→ **Your instructions**: From the entries below, copy out every line with "Hourly" in it.

→ **Records provided**:
++++++++++
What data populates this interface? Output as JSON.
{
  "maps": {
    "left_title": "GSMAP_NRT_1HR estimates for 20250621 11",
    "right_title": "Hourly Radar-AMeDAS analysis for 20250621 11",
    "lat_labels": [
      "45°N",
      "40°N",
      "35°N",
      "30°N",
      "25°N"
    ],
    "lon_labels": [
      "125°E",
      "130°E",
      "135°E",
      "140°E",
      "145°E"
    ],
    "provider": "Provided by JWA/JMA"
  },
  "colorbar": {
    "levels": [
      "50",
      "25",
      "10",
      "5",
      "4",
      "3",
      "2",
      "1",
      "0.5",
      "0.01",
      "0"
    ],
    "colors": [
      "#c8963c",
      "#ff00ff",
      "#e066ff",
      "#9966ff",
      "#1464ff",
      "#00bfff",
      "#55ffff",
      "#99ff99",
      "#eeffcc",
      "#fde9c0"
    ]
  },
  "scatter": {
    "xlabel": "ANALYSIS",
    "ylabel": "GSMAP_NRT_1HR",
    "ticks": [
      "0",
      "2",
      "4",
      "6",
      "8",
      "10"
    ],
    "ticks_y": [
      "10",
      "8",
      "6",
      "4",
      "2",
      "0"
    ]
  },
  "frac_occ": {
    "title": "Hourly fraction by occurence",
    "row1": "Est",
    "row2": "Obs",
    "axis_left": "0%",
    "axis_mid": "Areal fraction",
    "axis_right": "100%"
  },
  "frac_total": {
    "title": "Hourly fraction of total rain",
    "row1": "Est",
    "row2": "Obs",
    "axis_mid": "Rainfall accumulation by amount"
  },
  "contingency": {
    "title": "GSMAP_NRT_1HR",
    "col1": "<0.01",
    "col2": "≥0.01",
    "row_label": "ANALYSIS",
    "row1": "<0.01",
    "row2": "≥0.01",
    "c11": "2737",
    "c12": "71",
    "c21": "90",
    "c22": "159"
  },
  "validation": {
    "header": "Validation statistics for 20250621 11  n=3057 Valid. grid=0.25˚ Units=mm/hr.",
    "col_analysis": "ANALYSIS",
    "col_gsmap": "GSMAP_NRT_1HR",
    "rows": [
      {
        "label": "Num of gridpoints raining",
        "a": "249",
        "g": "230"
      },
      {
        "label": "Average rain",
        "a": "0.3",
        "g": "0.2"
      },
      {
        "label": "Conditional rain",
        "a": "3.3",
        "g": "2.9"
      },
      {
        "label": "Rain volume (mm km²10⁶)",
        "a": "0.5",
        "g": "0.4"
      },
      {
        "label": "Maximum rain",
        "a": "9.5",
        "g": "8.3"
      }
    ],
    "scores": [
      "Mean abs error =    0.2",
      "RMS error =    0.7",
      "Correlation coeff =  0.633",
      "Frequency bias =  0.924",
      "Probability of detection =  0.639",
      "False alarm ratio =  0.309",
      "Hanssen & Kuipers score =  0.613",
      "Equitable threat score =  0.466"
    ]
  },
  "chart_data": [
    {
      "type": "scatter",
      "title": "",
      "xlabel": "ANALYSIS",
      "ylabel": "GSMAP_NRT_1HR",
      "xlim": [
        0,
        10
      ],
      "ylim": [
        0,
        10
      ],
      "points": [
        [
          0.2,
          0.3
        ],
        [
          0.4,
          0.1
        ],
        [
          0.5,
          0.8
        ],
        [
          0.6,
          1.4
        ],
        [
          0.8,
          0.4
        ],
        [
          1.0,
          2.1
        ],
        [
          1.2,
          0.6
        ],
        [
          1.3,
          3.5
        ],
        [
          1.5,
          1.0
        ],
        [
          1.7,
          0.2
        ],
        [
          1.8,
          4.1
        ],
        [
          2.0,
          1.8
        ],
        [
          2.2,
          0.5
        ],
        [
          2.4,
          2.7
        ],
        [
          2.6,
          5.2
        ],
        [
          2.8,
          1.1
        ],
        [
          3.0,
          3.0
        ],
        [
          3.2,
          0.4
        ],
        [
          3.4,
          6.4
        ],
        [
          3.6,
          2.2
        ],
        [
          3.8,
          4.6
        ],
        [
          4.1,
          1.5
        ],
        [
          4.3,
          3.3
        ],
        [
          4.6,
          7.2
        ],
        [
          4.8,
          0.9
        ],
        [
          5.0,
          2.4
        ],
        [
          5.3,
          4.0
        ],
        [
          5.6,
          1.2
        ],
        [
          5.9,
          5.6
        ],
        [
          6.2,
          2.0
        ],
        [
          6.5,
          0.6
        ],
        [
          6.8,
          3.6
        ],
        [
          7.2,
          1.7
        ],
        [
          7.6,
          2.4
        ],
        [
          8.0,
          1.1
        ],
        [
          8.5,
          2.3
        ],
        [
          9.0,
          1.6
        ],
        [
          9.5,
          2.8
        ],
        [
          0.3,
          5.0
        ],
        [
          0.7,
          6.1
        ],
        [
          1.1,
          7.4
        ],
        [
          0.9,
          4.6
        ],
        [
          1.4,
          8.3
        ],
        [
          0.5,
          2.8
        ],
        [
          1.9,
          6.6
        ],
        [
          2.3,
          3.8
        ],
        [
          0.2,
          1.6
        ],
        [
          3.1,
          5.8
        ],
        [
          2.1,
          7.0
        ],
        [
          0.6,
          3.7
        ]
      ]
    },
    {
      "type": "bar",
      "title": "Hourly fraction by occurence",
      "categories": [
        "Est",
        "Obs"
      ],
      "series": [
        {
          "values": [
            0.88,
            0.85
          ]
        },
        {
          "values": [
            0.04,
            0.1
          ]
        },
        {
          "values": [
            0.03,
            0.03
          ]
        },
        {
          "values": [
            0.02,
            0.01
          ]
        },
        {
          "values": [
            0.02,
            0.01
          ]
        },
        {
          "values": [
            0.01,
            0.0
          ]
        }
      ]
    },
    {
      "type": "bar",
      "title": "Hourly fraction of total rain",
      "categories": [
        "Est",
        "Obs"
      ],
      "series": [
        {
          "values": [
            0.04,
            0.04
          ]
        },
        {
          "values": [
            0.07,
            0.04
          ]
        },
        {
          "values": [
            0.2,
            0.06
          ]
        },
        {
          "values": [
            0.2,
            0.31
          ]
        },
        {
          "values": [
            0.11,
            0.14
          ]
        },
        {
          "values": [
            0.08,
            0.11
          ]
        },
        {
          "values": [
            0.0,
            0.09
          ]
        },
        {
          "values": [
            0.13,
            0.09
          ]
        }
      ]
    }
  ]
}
++++++++++
→ **Full response**:
    "right_title": "Hourly Radar-AMeDAS analysis for 20250621 11",
    "title": "Hourly fraction by occurence",
    "title": "Hourly fraction of total rain",
      "title": "Hourly fraction by occurence",
      "title": "Hourly fraction of total rain",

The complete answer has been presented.